■ **GOAL**
Copy out every record precisely.
┄┄┄┄┄┄┄┄┄┄┄┄┄┄┄┄┄┄┄┄
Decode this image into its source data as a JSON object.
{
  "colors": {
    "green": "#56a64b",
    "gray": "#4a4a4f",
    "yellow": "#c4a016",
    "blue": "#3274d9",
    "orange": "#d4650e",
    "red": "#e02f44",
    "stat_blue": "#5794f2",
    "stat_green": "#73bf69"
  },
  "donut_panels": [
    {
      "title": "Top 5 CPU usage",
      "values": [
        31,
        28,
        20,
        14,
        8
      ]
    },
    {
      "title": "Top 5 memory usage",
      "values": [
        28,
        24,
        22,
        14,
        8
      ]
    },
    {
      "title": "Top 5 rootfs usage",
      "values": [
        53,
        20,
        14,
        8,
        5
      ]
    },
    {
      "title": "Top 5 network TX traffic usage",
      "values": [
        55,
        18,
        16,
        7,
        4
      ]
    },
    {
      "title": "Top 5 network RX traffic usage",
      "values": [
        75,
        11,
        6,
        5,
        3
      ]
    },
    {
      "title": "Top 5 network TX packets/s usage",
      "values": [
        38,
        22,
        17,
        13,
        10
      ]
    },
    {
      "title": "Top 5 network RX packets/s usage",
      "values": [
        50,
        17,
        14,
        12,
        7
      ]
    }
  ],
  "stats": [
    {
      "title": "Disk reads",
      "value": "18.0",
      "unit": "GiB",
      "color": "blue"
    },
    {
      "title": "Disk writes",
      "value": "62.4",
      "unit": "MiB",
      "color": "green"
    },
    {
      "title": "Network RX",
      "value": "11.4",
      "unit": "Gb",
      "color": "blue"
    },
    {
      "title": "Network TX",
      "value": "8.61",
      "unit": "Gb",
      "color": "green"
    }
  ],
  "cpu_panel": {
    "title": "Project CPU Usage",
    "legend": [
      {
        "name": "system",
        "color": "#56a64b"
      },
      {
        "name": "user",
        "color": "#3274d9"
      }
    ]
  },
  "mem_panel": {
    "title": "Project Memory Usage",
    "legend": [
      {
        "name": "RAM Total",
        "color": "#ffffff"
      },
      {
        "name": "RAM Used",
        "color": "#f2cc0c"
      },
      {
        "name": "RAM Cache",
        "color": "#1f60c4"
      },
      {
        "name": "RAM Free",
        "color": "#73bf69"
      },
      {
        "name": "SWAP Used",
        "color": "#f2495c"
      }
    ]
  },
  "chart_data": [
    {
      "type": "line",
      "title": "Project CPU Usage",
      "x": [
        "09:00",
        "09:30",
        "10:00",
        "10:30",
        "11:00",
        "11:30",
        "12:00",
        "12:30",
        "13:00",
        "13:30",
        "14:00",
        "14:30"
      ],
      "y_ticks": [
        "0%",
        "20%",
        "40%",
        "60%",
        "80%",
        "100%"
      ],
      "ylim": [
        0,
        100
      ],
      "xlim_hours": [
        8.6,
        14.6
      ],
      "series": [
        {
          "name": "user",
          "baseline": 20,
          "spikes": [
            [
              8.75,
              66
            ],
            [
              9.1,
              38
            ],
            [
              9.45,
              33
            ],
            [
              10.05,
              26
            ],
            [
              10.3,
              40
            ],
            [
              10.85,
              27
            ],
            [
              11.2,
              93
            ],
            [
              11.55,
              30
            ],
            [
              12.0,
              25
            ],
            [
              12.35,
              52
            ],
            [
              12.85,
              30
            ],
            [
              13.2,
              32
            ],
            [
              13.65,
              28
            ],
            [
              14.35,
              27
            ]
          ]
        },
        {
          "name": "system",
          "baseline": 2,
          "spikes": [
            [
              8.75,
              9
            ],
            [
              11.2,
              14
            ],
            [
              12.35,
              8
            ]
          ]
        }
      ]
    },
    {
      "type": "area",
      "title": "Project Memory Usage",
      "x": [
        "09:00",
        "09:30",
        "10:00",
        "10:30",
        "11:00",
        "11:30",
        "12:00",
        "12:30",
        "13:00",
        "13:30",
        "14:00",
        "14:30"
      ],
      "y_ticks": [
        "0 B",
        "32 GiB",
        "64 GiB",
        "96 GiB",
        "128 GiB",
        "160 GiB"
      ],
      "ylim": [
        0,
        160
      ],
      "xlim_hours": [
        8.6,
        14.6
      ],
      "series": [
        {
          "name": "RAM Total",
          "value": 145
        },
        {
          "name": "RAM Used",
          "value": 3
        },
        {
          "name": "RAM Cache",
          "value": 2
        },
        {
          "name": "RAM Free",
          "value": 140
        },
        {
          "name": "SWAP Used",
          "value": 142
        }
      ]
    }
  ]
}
┄┄┄┄┄┄┄┄┄┄┄┄┄┄┄┄┄┄┄┄
■ **EXERCISE RESULT**
Decode this image into its source data as a JSON object.
{
  "colors": {
    "green": "#56a64b",
    "gray": "#4a4a4f",
    "yellow": "#c4a016",
    "blue": "#3274d9",
    "orange": "#d4650e",
    "red": "#e02f44",
    "stat_blue": "#5794f2",
    "stat_green": "#73bf69"
  },
  "donut_panels": [
    {
      "title": "Top 5 CPU usage",
      "values": [
        31,
        28,
        20,
        14,
        8
      ]
    },
    {
      "title": "Top 5 memory usage",
      "values": [
        28,
        24,
        22,
        14,
        8
      ]
    },
    {
      "title": "Top 5 rootfs usage",
      "values": [
        53,
        20,
        14,
        8,
        5
      ]
    },
    {
      "title": "Top 5 network TX traffic usage",
      "values": [
        55,
        18,
        16,
        7,
        4
      ]
    },
    {
      "title": "Top 5 network RX traffic usage",
      "values": [
        75,
        11,
        6,
        5,
        3
      ]
    },
    {
      "title": "Top 5 network TX packets/s usage",
      "values": [
        38,
        22,
        17,
        13,
        10
      ]
    },
    {
      "title": "Top 5 network RX packets/s usage",
      "values": [
        50,
        17,
        14,
        12,
        7
      ]
    }
  ],
  "stats": [
    {
      "title": "Disk reads",
      "value": "18.0",
      "unit": "GiB",
      "color": "blue"
    },
    {
      "title": "Disk writes",
      "value": "62.4",
      "unit": "MiB",
      "color": "green"
    },
    {
      "title": "Network RX",
      "value": "11.4",
      "unit": "Gb",
      "color": "blue"
    },
    {
      "title": "Network TX",
      "value": "8.61",
      "unit": "Gb",
      "color": "green"
    }
  ],
  "cpu_panel": {
    "title": "Project CPU Usage",
    "legend": [
      {
        "name": "system",
        "color": "#56a64b"
      },
      {
        "name": "user",
        "color": "#3274d9"
      }
    ]
  },
  "mem_panel": {
    "title": "Project Memory Usage",
    "legend": [
      {
        "name": "RAM Total",
        "color": "#ffffff"
      },
      {
        "name": "RAM Used",
        "color": "#f2cc0c"
      },
      {
        "name": "RAM Cache",
        "color": "#1f60c4"
      },
      {
        "name": "RAM Free",
        "color": "#73bf69"
      },
      {
        "name": "SWAP Used",
        "color": "#f2495c"
      }
    ]
  },
  "chart_data": [
    {
      "type": "line",
      "title": "Project CPU Usage",
      "x": [
        "09:00",
        "09:30",
        "10:00",
        "10:30",
        "11:00",
        "11:30",
        "12:00",
        "12:30",
        "13:00",
        "13:30",
        "14:00",
        "14:30"
      ],
      "y_ticks": [
        "0%",
        "20%",
        "40%",
        "60%",
        "80%",
        "100%"
      ],
      "ylim": [
        0,
        100
      ],
      "xlim_hours": [
        8.6,
        14.6
      ],
      "series": [
        {
          "name": "user",
          "baseline": 20,
          "spikes": [
            [
              8.75,
              66
            ],
            [
              9.1,
              38
            ],
            [
              9.45,
              33
            ],
            [
              10.05,
              26
            ],
            [
              10.3,
              40
            ],
            [
              10.85,
              27
            ],
            [
              11.2,
              93
            ],
            [
              11.55,
              30
            ],
            [
              12.0,
              25
            ],
            [
              12.35,
              52
            ],
            [
              12.85,
              30
            ],
            [
              13.2,
              32
            ],
            [
              13.65,
              28
            ],
            [
              14.35,
              27
            ]
          ]
        },
        {
          "name": "system",
          "baseline": 2,
          "spikes": [
            [
              8.75,
              9
            ],
            [
              11.2,
              14
            ],
            [
              12.35,
              8
            ]
          ]
        }
      ]
    },
    {
      "type": "area",
      "title": "Project Memory Usage",
      "x": [
        "09:00",
        "09:30",
        "10:00",
        "10:30",
        "11:00",
        "11:30",
        "12:00",
        "12:30",
        "13:00",
        "13:30",
        "14:00",
        "14:30"
      ],
      "y_ticks": [
        "0 B",
        "32 GiB",
        "64 GiB",
        "96 GiB",
        "128 GiB",
        "160 GiB"
      ],
      "ylim": [
        0,
        160
      ],
      "xlim_hours": [
        8.6,
        14.6
      ],
      "series": [
        {
          "name": "RAM Total",
          "value": 145
        },
        {
          "name": "RAM Used",
          "value": 3
        },
        {
          "name": "RAM Cache",
          "value": 2
        },
        {
          "name": "RAM Free",
          "value": 140
        },
        {
          "name": "SWAP Used",
          "value": 142
        }
      ]
    }
  ]
}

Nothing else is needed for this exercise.